## Start EXERCISE MATERIALS
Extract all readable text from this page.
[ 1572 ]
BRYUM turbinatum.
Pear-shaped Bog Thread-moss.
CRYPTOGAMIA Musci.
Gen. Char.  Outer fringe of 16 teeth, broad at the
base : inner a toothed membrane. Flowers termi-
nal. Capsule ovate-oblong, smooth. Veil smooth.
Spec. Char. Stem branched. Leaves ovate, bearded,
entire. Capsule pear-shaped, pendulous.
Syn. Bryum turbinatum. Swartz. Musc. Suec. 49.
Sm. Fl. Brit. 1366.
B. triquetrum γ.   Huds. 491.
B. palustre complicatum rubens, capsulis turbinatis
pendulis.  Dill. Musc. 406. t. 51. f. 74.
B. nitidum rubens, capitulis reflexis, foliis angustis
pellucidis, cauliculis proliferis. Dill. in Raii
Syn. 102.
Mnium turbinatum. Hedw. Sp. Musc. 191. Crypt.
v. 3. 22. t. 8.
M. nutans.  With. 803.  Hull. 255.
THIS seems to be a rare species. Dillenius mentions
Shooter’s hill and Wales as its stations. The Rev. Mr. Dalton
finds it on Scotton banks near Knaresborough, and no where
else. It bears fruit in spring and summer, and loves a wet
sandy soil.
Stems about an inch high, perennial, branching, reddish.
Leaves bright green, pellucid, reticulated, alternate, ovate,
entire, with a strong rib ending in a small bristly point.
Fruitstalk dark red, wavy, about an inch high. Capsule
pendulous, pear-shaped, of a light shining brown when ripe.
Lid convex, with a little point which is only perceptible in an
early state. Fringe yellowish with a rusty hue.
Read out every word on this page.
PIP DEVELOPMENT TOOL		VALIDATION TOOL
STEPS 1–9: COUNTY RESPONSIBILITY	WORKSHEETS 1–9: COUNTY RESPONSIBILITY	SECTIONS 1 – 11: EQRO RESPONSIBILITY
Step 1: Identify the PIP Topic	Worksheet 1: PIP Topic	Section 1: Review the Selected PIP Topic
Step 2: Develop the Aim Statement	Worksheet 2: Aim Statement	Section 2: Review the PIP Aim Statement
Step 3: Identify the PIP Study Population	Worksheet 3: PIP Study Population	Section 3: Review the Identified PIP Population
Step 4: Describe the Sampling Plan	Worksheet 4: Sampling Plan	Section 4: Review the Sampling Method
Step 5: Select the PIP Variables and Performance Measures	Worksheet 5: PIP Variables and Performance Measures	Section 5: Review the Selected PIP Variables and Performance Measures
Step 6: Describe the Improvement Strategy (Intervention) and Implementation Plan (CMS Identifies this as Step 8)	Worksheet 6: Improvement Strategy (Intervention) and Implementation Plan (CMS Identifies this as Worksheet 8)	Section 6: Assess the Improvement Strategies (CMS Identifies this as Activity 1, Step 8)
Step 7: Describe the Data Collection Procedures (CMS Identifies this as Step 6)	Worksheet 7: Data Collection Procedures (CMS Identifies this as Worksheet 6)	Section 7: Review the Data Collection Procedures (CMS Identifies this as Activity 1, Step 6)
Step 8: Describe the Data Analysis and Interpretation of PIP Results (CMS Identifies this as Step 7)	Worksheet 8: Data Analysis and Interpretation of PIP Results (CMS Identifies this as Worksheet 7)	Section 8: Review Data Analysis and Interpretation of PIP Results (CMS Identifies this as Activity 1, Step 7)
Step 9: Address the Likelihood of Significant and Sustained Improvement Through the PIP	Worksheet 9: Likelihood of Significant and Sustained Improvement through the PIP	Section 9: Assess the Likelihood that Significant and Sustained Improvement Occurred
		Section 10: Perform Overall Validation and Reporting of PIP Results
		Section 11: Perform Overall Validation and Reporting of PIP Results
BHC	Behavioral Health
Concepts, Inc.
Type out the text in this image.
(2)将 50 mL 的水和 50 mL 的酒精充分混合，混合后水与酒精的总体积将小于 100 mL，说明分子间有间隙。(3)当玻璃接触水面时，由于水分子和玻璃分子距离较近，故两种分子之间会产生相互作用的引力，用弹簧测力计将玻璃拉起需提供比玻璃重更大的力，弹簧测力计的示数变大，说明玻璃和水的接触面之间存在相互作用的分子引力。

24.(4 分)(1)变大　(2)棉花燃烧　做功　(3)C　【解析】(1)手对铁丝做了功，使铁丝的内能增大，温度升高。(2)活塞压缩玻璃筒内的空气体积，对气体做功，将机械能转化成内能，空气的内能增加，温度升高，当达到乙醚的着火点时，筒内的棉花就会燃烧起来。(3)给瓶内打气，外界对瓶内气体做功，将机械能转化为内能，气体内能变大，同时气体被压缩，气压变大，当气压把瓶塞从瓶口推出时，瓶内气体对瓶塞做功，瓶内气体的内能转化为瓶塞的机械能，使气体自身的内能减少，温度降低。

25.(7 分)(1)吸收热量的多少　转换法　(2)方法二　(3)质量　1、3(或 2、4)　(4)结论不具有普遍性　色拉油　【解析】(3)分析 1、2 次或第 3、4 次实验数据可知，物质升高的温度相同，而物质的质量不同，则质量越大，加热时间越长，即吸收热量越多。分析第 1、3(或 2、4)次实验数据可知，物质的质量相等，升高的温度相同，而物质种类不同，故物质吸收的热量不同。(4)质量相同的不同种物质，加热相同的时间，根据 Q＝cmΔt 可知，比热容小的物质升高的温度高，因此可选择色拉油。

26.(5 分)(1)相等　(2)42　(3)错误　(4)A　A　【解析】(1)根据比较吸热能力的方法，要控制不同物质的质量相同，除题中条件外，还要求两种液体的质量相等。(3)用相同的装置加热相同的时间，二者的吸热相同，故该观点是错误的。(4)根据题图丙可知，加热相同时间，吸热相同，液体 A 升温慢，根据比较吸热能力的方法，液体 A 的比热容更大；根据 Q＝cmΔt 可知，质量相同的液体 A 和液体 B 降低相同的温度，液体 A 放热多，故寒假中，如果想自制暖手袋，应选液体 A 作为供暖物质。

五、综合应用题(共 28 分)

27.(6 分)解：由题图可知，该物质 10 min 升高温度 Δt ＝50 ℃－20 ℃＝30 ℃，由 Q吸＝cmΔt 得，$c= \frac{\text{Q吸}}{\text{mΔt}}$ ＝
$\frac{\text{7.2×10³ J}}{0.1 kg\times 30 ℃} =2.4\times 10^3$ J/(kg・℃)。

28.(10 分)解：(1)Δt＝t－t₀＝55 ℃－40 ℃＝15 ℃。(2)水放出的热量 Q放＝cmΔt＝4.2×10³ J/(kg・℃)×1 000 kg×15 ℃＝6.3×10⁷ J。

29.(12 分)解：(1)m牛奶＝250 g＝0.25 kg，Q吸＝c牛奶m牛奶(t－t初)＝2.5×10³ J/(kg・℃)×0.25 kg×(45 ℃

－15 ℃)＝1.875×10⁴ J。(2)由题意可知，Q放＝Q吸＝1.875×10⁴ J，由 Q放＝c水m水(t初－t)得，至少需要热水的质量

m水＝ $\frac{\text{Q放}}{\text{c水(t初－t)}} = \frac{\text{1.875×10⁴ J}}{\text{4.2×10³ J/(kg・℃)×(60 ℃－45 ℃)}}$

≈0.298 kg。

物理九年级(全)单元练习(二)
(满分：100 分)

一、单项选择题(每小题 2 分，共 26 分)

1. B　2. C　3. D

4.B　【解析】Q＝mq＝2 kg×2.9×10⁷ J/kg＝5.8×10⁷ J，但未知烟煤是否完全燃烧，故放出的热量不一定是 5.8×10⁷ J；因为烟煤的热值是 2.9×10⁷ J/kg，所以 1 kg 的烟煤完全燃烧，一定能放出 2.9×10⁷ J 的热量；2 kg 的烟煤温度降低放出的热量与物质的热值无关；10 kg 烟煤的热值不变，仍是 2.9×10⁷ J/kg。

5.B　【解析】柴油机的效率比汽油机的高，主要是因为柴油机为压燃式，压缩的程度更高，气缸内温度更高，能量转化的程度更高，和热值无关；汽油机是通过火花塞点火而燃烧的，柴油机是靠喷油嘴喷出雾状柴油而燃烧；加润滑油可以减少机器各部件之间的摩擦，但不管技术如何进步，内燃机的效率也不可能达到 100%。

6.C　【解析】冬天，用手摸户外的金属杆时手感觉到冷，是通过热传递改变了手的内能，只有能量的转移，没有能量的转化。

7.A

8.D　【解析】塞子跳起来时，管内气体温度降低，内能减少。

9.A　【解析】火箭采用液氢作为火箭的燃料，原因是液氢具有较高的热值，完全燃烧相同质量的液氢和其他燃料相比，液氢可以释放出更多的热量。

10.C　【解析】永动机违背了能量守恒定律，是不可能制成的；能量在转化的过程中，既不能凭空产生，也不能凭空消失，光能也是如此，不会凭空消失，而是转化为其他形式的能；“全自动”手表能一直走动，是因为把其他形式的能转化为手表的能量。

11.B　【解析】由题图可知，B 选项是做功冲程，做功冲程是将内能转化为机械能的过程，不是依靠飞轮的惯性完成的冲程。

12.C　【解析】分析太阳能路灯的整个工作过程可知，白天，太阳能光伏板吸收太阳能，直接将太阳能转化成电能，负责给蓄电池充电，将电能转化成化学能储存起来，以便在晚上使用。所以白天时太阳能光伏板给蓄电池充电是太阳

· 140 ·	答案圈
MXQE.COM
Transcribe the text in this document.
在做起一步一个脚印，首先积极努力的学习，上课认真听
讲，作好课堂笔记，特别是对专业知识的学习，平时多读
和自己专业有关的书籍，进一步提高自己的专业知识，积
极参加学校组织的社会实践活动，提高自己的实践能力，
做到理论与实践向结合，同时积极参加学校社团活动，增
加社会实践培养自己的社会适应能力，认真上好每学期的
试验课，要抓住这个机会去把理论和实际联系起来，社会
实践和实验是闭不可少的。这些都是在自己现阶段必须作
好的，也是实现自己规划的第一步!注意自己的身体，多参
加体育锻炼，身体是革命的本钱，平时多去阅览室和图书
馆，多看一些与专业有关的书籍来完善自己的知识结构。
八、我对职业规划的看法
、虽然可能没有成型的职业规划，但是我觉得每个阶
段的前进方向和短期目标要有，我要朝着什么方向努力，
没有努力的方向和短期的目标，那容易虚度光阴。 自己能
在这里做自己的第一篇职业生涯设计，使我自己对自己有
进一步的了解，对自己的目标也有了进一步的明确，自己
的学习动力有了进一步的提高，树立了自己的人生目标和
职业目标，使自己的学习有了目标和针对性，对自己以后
## End EXERCISE MATERIALS
• [GIVEN INSTRUCTION]: Identify every line above with the string "frac" in it. Copy those lines.

• [FINISHED TASK]:
27.(6 分)解：由题图可知，该物质 10 min 升高温度 Δt ＝50 ℃－20 ℃＝30 ℃，由 Q吸＝cmΔt 得，$c= \frac{\text{Q吸}}{\text{mΔt}}$ ＝
$\frac{\text{7.2×10³ J}}{0.1 kg\times 30 ℃} =2.4\times 10^3$ J/(kg・℃)。
m水＝ $\frac{\text{Q放}}{\text{c水(t初－t)}} = \frac{\text{1.875×10⁴ J}}{\text{4.2×10³ J/(kg・℃)×(60 ℃－45 ℃)}}$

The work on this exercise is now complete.